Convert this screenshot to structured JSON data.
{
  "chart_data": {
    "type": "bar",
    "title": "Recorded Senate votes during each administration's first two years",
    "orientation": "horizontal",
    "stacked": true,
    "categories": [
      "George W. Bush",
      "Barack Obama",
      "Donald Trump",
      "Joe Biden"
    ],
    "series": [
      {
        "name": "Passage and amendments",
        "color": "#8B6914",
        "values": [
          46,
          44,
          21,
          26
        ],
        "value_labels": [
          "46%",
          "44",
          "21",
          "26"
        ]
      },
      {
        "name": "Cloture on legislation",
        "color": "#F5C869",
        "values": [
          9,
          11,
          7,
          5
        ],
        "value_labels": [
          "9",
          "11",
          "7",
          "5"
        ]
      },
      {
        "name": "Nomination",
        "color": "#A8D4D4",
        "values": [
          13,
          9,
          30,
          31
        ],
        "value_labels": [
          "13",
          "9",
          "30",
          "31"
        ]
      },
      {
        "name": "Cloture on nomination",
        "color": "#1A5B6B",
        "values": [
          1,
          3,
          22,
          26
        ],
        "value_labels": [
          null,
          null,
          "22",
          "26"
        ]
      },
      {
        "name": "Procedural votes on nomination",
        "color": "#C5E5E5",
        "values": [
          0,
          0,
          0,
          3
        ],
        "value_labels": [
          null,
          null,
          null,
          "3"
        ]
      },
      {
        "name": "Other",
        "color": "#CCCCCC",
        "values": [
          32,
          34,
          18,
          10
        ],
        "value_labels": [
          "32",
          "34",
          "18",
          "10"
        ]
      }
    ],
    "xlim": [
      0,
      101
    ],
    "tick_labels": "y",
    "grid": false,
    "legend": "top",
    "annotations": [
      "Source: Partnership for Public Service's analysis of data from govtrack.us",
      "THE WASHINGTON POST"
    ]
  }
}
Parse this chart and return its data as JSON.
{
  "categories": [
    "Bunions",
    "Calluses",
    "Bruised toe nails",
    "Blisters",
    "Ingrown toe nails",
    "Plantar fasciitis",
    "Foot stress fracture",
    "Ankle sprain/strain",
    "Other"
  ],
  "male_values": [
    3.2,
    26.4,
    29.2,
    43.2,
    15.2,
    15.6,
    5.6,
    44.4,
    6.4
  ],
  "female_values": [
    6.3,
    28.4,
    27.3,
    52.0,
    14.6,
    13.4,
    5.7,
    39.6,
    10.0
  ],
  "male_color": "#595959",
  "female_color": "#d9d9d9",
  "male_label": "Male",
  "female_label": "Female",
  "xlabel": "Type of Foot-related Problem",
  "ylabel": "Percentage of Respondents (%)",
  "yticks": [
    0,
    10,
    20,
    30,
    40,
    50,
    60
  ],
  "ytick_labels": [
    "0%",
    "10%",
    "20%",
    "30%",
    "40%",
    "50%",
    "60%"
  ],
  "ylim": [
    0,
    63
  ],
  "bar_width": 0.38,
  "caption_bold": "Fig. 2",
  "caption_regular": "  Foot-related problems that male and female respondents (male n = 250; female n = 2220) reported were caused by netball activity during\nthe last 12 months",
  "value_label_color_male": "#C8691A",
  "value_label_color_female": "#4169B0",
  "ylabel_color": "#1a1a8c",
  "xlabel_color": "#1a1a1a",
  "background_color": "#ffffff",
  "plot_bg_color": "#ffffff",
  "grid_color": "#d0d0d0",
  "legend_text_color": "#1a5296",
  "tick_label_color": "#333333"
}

* _Given task_
Find each line with the string "Foot" and copy it out.

* _Written reply_
    "Foot stress fracture",
  "xlabel": "Type of Foot-related Problem",
  "caption_regular": "  Foot-related problems that male and female respondents (male n = 250; female n = 2220) reported were caused by netball activity during\nthe last 12 months",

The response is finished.